_Aim:_ Count how many lines below include the string "trustworthiness", and give that number without anything else.

_Entries:_

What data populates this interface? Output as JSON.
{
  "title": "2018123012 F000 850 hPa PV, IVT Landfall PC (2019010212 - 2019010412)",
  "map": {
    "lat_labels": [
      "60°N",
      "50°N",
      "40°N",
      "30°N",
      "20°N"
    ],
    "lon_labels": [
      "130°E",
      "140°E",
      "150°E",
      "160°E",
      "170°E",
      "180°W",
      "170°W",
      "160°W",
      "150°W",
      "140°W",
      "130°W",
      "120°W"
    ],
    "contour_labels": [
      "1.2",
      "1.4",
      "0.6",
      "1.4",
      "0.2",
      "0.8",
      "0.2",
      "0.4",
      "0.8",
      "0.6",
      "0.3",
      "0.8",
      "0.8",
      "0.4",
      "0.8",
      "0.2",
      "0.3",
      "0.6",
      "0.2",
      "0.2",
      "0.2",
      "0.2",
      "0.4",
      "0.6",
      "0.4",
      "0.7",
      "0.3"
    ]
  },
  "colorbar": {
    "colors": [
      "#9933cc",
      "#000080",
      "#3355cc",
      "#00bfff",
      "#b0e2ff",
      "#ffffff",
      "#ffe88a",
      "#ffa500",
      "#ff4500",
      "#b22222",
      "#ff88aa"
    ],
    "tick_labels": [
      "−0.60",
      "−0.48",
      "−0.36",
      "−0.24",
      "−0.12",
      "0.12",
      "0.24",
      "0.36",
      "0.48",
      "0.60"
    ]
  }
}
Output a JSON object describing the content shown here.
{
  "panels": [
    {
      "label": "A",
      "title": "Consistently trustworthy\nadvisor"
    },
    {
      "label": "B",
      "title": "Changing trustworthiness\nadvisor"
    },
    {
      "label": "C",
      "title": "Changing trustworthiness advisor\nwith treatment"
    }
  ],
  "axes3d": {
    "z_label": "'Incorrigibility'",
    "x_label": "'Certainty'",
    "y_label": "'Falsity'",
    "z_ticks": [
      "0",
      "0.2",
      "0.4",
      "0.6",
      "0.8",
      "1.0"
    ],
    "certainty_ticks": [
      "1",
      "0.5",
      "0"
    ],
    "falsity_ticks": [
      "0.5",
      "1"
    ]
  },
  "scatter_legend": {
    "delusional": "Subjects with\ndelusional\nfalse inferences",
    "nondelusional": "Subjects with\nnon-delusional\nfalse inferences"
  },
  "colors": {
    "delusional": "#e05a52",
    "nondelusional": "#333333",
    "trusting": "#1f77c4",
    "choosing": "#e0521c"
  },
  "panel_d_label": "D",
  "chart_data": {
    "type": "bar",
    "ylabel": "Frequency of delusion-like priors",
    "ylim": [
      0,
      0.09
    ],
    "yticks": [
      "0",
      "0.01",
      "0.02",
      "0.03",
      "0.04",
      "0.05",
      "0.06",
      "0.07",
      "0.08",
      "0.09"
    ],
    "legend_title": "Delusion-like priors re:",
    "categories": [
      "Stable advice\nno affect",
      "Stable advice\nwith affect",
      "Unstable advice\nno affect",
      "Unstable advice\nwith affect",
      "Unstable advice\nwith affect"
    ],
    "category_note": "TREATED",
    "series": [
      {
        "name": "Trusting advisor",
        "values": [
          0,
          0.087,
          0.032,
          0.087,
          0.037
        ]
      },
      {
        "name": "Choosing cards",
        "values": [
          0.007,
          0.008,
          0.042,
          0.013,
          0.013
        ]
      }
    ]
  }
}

_Exercise output:_ 2